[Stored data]
########################################
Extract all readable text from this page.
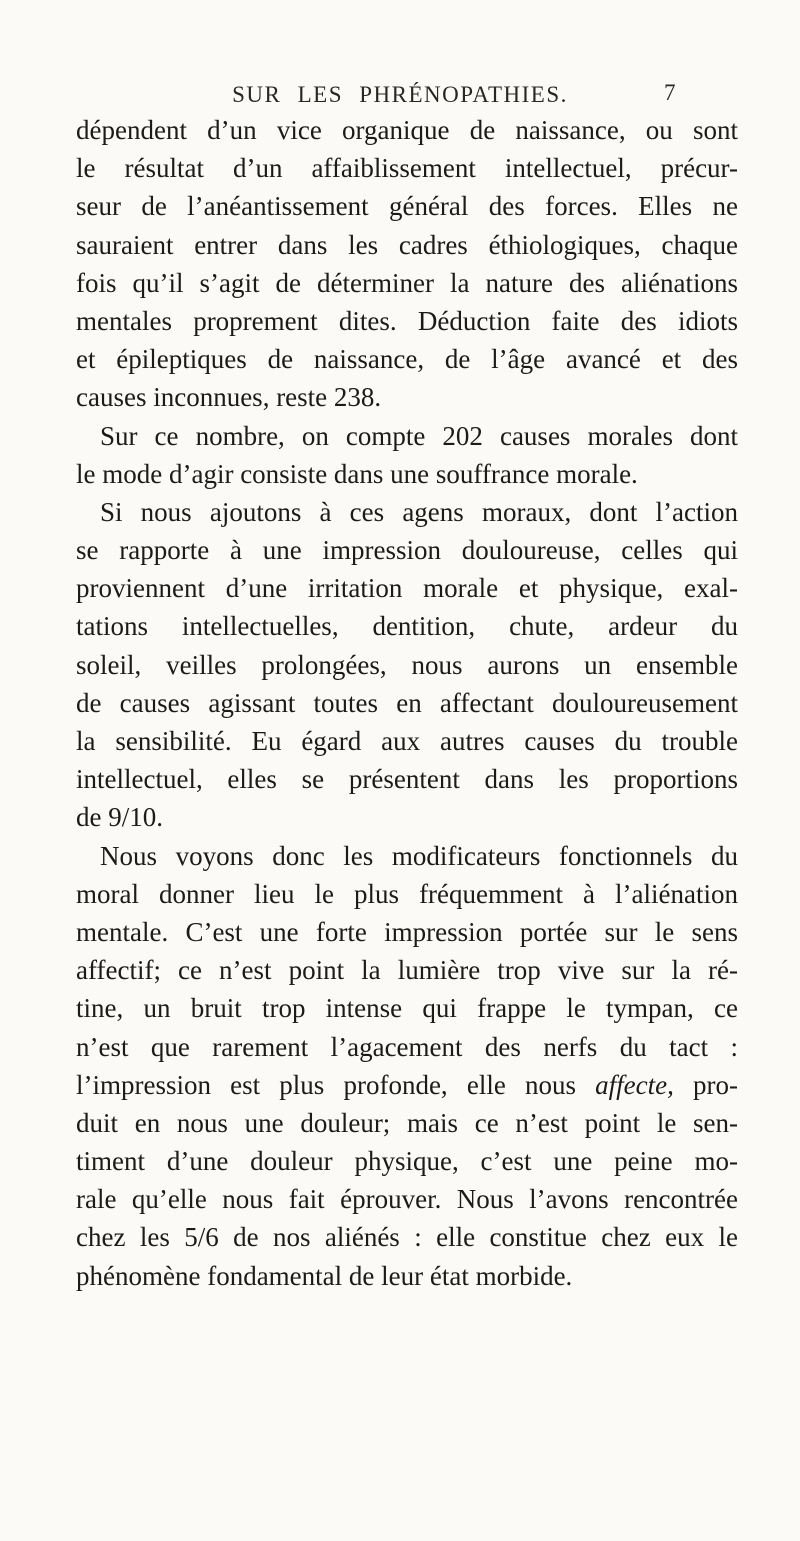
SUR LES PHRÉNOPATHIES.	7
dépendent d’un vice organique de naissance, ou sont
le résultat d’un affaiblissement intellectuel, précur-
seur de l’anéantissement général des forces. Elles ne
sauraient entrer dans les cadres éthiologiques, chaque
fois qu’il s’agit de déterminer la nature des aliénations
mentales proprement dites. Déduction faite des idiots
et épileptiques de naissance, de l’âge avancé et des
causes inconnues, reste 238.
Sur ce nombre, on compte 202 causes morales dont
le mode d’agir consiste dans une souffrance morale.
Si nous ajoutons à ces agens moraux, dont l’action
se rapporte à une impression douloureuse, celles qui
proviennent d’une irritation morale et physique, exal-
tations intellectuelles, dentition, chute, ardeur du
soleil, veilles prolongées, nous aurons un ensemble
de causes agissant toutes en affectant douloureusement
la sensibilité. Eu égard aux autres causes du trouble
intellectuel, elles se présentent dans les proportions
de 9/10.
Nous voyons donc les modificateurs fonctionnels du
moral donner lieu le plus fréquemment à l’aliénation
mentale. C’est une forte impression portée sur le sens
affectif; ce n’est point la lumière trop vive sur la ré-
tine, un bruit trop intense qui frappe le tympan, ce
n’est que rarement l’agacement des nerfs du tact :
l’impression est plus profonde, elle nous affecte, pro-
duit en nous une douleur; mais ce n’est point le sen-
timent d’une douleur physique, c’est une peine mo-
rale qu’elle nous fait éprouver. Nous l’avons rencontrée
chez les 5/6 de nos aliénés : elle constitue chez eux le
phénomène fondamental de leur état morbide.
########################################
#### [Task prompt]
Using the listing above, locate the lines that hold "point" and copy each one.

#### [Response to the exercise]
affectif; ce n’est point la lumière trop vive sur la ré-
duit en nous une douleur; mais ce n’est point le sen-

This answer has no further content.